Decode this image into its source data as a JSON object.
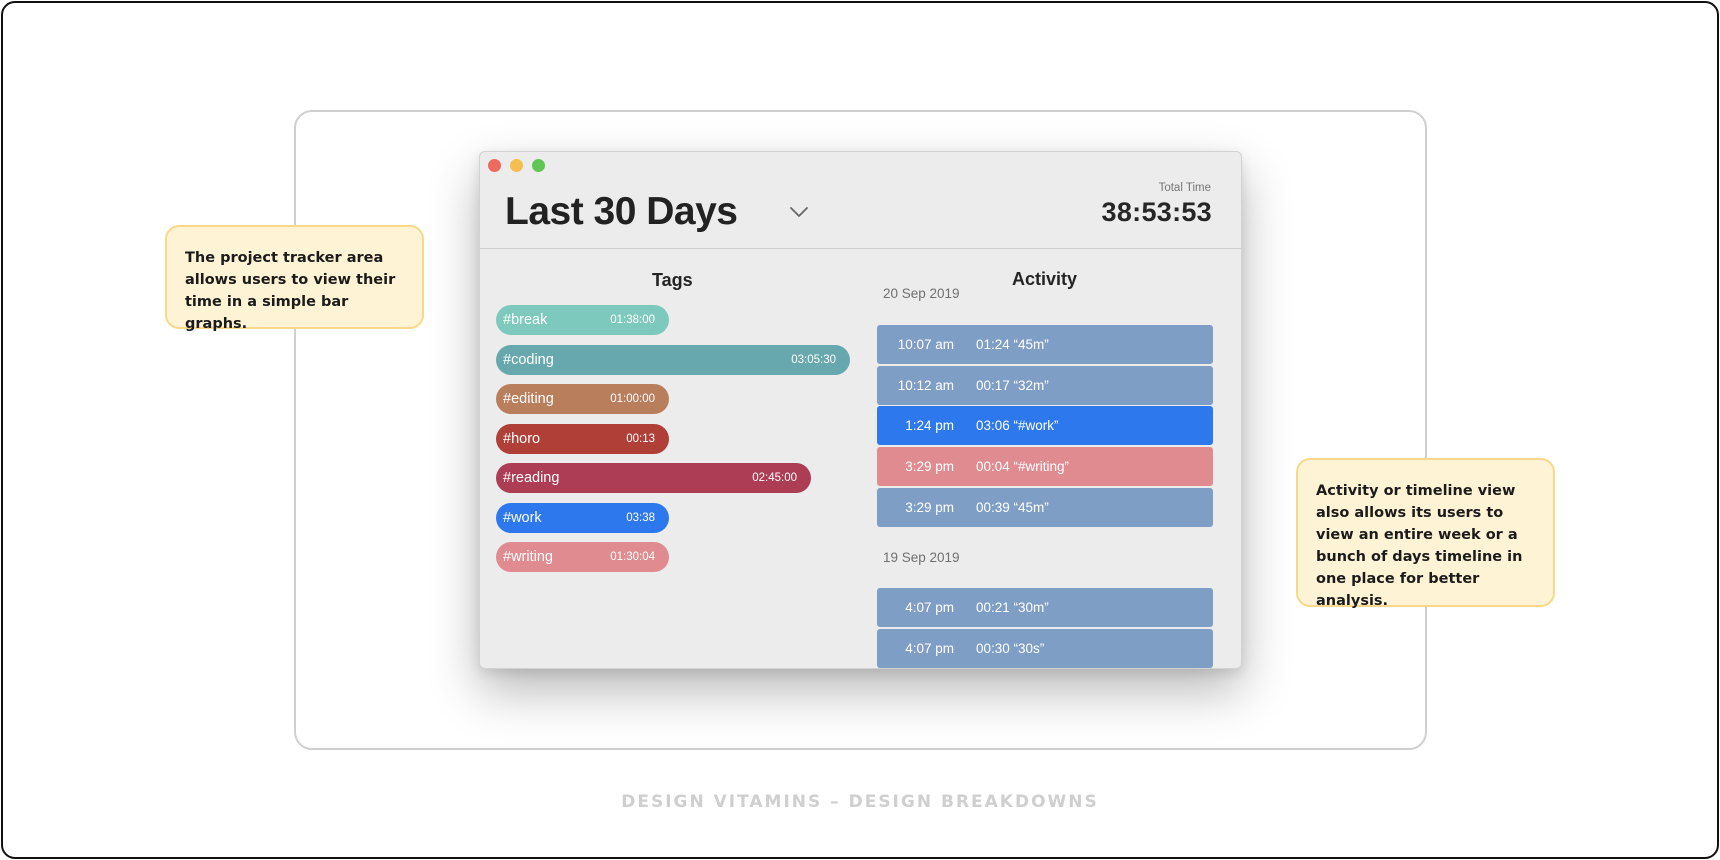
{
  "window": {
    "traffic_lights": [
      "close",
      "minimize",
      "maximize"
    ],
    "range_title": "Last 30 Days",
    "range_dropdown_icon": "chevron-down-icon",
    "total_time_label": "Total Time",
    "total_time_value": "38:53:53"
  },
  "tags": {
    "title": "Tags",
    "items": [
      {
        "name": "#break",
        "time": "01:38:00",
        "color": "#7ec9bd",
        "relative_length": 0.49
      },
      {
        "name": "#coding",
        "time": "03:05:30",
        "color": "#67a8ae",
        "relative_length": 1.0
      },
      {
        "name": "#editing",
        "time": "01:00:00",
        "color": "#b97e5b",
        "relative_length": 0.49
      },
      {
        "name": "#horo",
        "time": "00:13",
        "color": "#b03f37",
        "relative_length": 0.49
      },
      {
        "name": "#reading",
        "time": "02:45:00",
        "color": "#ad3d55",
        "relative_length": 0.89
      },
      {
        "name": "#work",
        "time": "03:38",
        "color": "#2e78ee",
        "relative_length": 0.49
      },
      {
        "name": "#writing",
        "time": "01:30:04",
        "color": "#e08b8f",
        "relative_length": 0.49
      }
    ]
  },
  "activity": {
    "title": "Activity",
    "groups": [
      {
        "date": "20 Sep 2019",
        "entries": [
          {
            "start": "10:07 am",
            "detail": "01:24 “45m”",
            "color": "#7f9ec6"
          },
          {
            "start": "10:12 am",
            "detail": "00:17 “32m”",
            "color": "#7f9ec6"
          },
          {
            "start": "1:24 pm",
            "detail": "03:06 “#work”",
            "color": "#2e78ee"
          },
          {
            "start": "3:29 pm",
            "detail": "00:04 “#writing”",
            "color": "#e08b8f"
          },
          {
            "start": "3:29 pm",
            "detail": "00:39 “45m”",
            "color": "#7f9ec6"
          }
        ]
      },
      {
        "date": "19 Sep 2019",
        "entries": [
          {
            "start": "4:07 pm",
            "detail": "00:21 “30m”",
            "color": "#7f9ec6"
          },
          {
            "start": "4:07 pm",
            "detail": "00:30 “30s”",
            "color": "#7f9ec6"
          }
        ]
      }
    ]
  },
  "callouts": {
    "left": "The project tracker area allows users to view their time in a simple bar graphs.",
    "right": "Activity or timeline view also allows its users to view an entire week or a bunch of days timeline in one place for better analysis."
  },
  "footer": "DESIGN VITAMINS – DESIGN BREAKDOWNS"
}
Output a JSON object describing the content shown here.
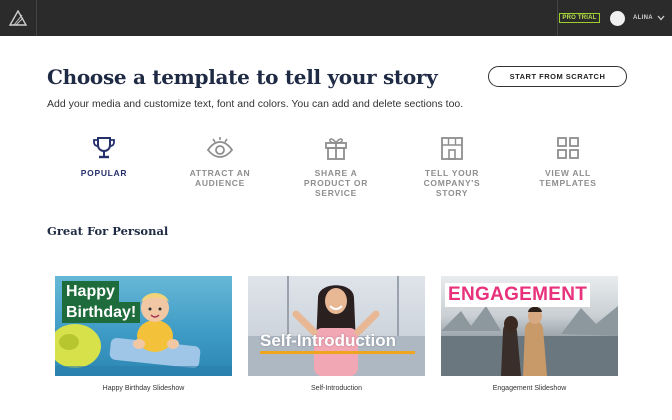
{
  "topbar": {
    "logo_icon": "triangle-logo-icon",
    "pro_badge": "PRO TRIAL",
    "user_name": "ALINA",
    "accent": "#9fcf2d"
  },
  "header": {
    "title": "Choose a template to tell your story",
    "subtitle": "Add your media and customize text, font and colors. You can add and delete sections too.",
    "scratch_button": "START FROM SCRATCH"
  },
  "categories": [
    {
      "label": "POPULAR",
      "icon": "trophy-icon",
      "active": true
    },
    {
      "label": "ATTRACT AN\nAUDIENCE",
      "icon": "eye-icon",
      "active": false
    },
    {
      "label": "SHARE A\nPRODUCT OR\nSERVICE",
      "icon": "gift-icon",
      "active": false
    },
    {
      "label": "TELL YOUR\nCOMPANY'S\nSTORY",
      "icon": "storefront-icon",
      "active": false
    },
    {
      "label": "VIEW ALL\nTEMPLATES",
      "icon": "grid-icon",
      "active": false
    }
  ],
  "section": {
    "title": "Great For Personal"
  },
  "cards": [
    {
      "caption": "Happy Birthday Slideshow",
      "overlay_line1": "Happy",
      "overlay_line2": "Birthday!",
      "overlay_bg": "#1e6b3c"
    },
    {
      "caption": "Self-Introduction",
      "overlay": "Self-Introduction",
      "underline": "#f0a51e"
    },
    {
      "caption": "Engagement Slideshow",
      "overlay": "ENGAGEMENT",
      "overlay_color": "#e8327c"
    }
  ]
}
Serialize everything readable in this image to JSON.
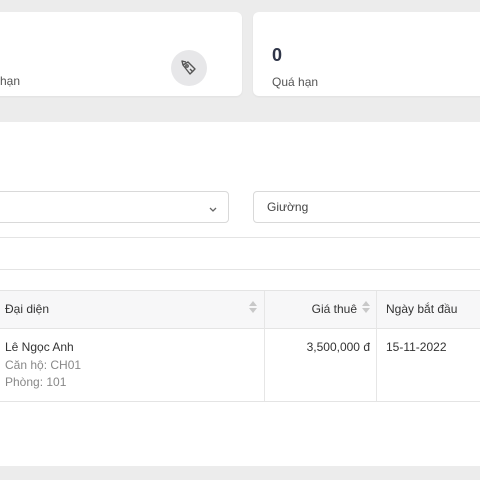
{
  "cards": {
    "left": {
      "label": "hạn"
    },
    "right": {
      "value": "0",
      "label": "Quá hạn"
    }
  },
  "filters": {
    "right_select": "Giường"
  },
  "table": {
    "headers": [
      "Đại diện",
      "Giá thuê",
      "Ngày bắt đầu"
    ],
    "rows": [
      {
        "name": "Lê Ngọc Anh",
        "apartment": "Căn hộ: CH01",
        "room": "Phòng: 101",
        "price": "3,500,000 đ",
        "start_date": "15-11-2022"
      }
    ]
  }
}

**Task requirements**
Tell how many lines of the data above hold the string "allows". Give only the number.

**Expected answer**
2